# START OF Data provided
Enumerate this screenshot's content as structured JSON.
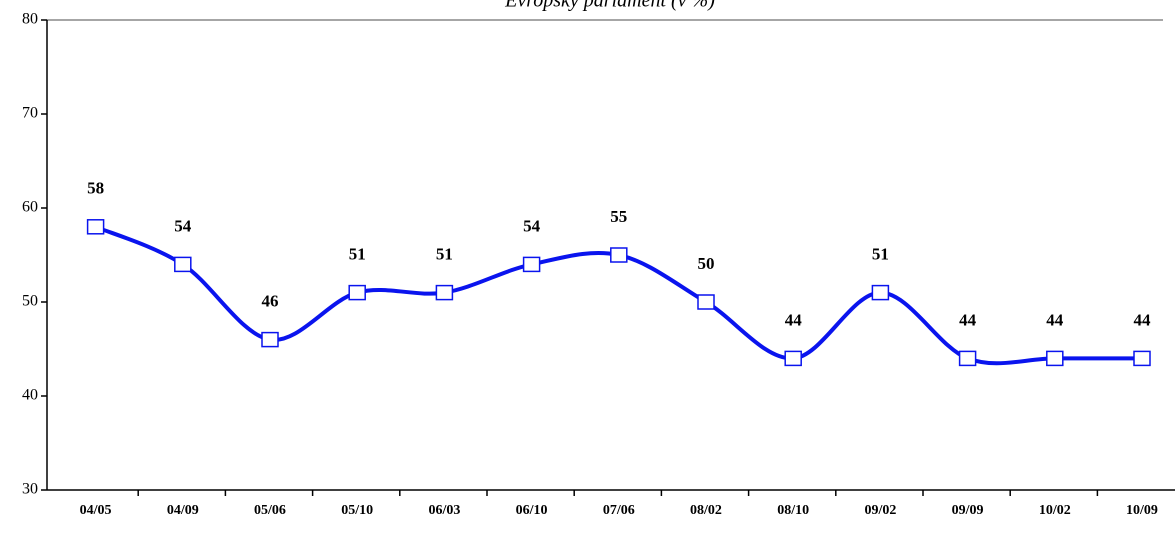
{
  "chart_data": {
    "type": "line",
    "title": "Evropský parlament (v %)",
    "categories": [
      "04/05",
      "04/09",
      "05/06",
      "05/10",
      "06/03",
      "06/10",
      "07/06",
      "08/02",
      "08/10",
      "09/02",
      "09/09",
      "10/02",
      "10/09"
    ],
    "series": [
      {
        "name": "Evropský parlament",
        "color": "#0a14ee",
        "values": [
          58,
          54,
          46,
          51,
          51,
          54,
          55,
          50,
          44,
          51,
          44,
          44,
          44
        ]
      }
    ],
    "ylim": [
      30,
      80
    ],
    "yticks": [
      30,
      40,
      50,
      60,
      70,
      80
    ]
  }
}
# END OF Data provided
▶ **Task to complete**: Images should not appear in the copy; retype the listing above exactly.

▶ **Complete answer**:
Enumerate this screenshot's content as structured JSON.
{
  "chart_data": {
    "type": "line",
    "title": "Evropský parlament (v %)",
    "categories": [
      "04/05",
      "04/09",
      "05/06",
      "05/10",
      "06/03",
      "06/10",
      "07/06",
      "08/02",
      "08/10",
      "09/02",
      "09/09",
      "10/02",
      "10/09"
    ],
    "series": [
      {
        "name": "Evropský parlament",
        "color": "#0a14ee",
        "values": [
          58,
          54,
          46,
          51,
          51,
          54,
          55,
          50,
          44,
          51,
          44,
          44,
          44
        ]
      }
    ],
    "ylim": [
      30,
      80
    ],
    "yticks": [
      30,
      40,
      50,
      60,
      70,
      80
    ]
  }
}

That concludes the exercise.